DATA EXTRACT:

※ ※ ※

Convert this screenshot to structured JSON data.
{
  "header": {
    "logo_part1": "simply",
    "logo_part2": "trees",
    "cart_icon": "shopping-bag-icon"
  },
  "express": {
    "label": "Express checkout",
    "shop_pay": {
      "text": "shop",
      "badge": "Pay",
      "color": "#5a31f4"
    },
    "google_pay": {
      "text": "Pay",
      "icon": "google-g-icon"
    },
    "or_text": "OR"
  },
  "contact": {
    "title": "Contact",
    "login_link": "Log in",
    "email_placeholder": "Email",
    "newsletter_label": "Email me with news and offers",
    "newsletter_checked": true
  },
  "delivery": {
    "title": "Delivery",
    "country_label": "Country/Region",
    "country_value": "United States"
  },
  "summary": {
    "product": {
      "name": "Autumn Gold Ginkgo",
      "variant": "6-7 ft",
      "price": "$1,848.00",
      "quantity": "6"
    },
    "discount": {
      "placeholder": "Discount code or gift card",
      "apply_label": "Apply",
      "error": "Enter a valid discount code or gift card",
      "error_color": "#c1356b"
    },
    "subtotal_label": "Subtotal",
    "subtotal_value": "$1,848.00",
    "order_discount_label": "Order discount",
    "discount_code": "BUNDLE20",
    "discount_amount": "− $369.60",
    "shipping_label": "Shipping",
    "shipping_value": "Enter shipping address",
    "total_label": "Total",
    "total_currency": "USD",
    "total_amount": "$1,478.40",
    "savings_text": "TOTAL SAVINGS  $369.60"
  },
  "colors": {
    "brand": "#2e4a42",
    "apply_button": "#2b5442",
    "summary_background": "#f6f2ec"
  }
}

※ ※ ※

PROMPT: Reproduce the full listing above, character for character.

ANSWER IN FULL:
Convert this screenshot to structured JSON data.
{
  "header": {
    "logo_part1": "simply",
    "logo_part2": "trees",
    "cart_icon": "shopping-bag-icon"
  },
  "express": {
    "label": "Express checkout",
    "shop_pay": {
      "text": "shop",
      "badge": "Pay",
      "color": "#5a31f4"
    },
    "google_pay": {
      "text": "Pay",
      "icon": "google-g-icon"
    },
    "or_text": "OR"
  },
  "contact": {
    "title": "Contact",
    "login_link": "Log in",
    "email_placeholder": "Email",
    "newsletter_label": "Email me with news and offers",
    "newsletter_checked": true
  },
  "delivery": {
    "title": "Delivery",
    "country_label": "Country/Region",
    "country_value": "United States"
  },
  "summary": {
    "product": {
      "name": "Autumn Gold Ginkgo",
      "variant": "6-7 ft",
      "price": "$1,848.00",
      "quantity": "6"
    },
    "discount": {
      "placeholder": "Discount code or gift card",
      "apply_label": "Apply",
      "error": "Enter a valid discount code or gift card",
      "error_color": "#c1356b"
    },
    "subtotal_label": "Subtotal",
    "subtotal_value": "$1,848.00",
    "order_discount_label": "Order discount",
    "discount_code": "BUNDLE20",
    "discount_amount": "− $369.60",
    "shipping_label": "Shipping",
    "shipping_value": "Enter shipping address",
    "total_label": "Total",
    "total_currency": "USD",
    "total_amount": "$1,478.40",
    "savings_text": "TOTAL SAVINGS  $369.60"
  },
  "colors": {
    "brand": "#2e4a42",
    "apply_button": "#2b5442",
    "summary_background": "#f6f2ec"
  }
}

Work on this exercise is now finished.